▶ [EXERCISE DETAILS]:
Pull out every line below holding the word "JSON".

▬▬▬▬▬▬▬▬▬▬

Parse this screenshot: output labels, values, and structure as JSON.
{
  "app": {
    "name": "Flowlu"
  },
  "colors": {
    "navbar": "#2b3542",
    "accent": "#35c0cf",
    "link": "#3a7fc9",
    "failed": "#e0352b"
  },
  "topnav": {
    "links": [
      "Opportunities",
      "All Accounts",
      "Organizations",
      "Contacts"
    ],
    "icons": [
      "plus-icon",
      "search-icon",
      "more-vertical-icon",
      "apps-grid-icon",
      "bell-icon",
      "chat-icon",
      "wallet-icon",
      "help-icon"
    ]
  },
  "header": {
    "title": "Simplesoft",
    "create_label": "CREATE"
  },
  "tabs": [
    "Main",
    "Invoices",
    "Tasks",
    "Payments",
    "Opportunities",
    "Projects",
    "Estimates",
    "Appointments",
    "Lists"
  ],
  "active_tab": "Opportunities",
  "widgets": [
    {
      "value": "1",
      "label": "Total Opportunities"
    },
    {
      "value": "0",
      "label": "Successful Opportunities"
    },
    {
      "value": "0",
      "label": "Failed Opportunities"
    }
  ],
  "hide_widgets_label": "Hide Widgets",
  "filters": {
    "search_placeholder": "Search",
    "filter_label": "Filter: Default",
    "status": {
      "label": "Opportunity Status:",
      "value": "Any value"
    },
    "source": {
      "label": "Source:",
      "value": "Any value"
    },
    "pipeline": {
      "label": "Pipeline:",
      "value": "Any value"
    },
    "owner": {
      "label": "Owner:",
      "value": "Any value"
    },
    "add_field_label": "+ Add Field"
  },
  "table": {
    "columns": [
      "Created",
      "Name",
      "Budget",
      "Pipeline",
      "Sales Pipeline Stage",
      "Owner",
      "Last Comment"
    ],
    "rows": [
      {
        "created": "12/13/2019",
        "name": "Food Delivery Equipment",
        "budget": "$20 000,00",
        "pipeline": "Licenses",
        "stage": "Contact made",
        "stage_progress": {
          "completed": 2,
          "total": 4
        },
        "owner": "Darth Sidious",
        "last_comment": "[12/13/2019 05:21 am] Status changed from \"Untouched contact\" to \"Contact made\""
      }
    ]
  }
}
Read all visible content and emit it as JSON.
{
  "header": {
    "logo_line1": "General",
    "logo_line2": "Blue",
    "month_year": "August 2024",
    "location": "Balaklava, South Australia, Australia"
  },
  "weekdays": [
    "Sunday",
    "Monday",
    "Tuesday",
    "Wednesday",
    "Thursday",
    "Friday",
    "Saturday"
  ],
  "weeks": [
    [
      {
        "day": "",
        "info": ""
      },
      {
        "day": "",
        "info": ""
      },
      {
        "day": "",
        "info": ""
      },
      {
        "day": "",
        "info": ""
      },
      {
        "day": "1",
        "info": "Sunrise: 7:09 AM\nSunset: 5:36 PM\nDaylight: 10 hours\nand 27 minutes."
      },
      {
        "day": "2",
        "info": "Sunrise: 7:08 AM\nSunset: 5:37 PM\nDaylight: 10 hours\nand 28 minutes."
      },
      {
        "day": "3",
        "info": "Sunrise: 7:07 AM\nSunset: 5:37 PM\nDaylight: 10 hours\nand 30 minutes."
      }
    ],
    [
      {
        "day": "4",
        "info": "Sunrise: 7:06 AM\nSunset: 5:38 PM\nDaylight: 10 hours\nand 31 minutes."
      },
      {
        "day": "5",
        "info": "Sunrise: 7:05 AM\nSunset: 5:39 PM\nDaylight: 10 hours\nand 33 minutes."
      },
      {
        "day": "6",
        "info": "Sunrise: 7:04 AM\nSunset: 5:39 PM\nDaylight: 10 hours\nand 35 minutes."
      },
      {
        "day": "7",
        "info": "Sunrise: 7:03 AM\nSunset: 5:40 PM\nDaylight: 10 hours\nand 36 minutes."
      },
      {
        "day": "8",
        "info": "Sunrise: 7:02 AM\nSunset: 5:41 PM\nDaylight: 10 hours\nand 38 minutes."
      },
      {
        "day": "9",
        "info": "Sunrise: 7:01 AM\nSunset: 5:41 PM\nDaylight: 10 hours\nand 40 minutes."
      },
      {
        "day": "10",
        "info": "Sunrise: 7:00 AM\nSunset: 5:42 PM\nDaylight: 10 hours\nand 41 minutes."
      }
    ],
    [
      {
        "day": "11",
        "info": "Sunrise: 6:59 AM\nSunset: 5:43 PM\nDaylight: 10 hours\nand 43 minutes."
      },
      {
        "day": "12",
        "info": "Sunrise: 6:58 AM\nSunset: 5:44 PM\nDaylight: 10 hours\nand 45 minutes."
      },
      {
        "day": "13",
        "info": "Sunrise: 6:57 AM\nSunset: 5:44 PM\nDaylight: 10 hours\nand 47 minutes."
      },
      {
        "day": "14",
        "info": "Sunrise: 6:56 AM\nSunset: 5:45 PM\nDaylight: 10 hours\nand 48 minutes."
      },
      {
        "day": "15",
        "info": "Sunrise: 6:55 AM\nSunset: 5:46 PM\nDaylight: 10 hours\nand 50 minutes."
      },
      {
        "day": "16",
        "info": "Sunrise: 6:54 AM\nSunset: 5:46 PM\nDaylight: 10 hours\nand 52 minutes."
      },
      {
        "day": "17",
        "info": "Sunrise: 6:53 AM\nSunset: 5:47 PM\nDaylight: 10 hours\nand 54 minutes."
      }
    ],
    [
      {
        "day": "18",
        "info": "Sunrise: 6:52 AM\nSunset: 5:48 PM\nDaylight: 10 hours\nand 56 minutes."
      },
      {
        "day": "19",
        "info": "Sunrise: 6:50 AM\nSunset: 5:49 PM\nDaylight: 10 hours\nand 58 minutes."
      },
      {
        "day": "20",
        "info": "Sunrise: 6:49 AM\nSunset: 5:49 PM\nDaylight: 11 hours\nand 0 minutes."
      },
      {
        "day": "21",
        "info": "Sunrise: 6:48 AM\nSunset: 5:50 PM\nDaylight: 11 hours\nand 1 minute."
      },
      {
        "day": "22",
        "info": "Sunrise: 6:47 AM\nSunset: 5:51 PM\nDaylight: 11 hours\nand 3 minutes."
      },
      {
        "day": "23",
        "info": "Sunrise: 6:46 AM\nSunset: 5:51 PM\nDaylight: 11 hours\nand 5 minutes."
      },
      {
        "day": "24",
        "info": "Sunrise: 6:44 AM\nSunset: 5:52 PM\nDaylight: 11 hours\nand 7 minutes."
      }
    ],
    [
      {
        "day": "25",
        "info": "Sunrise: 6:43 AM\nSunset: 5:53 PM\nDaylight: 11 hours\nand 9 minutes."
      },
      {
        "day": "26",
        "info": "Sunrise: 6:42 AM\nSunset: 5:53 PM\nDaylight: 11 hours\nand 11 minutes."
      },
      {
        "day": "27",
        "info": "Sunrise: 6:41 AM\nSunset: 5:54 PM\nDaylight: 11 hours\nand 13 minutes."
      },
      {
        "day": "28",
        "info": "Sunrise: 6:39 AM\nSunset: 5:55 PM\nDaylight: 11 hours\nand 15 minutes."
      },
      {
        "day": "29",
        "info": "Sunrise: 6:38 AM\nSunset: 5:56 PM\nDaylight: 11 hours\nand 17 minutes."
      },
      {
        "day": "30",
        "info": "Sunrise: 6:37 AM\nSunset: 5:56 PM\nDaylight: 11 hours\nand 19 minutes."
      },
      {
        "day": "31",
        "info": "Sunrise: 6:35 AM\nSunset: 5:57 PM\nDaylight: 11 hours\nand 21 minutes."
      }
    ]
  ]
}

▬▬▬▬▬▬▬▬▬▬

▶ [PROBLEM SOLUTION]:
Parse this screenshot: output labels, values, and structure as JSON.
Read all visible content and emit it as JSON.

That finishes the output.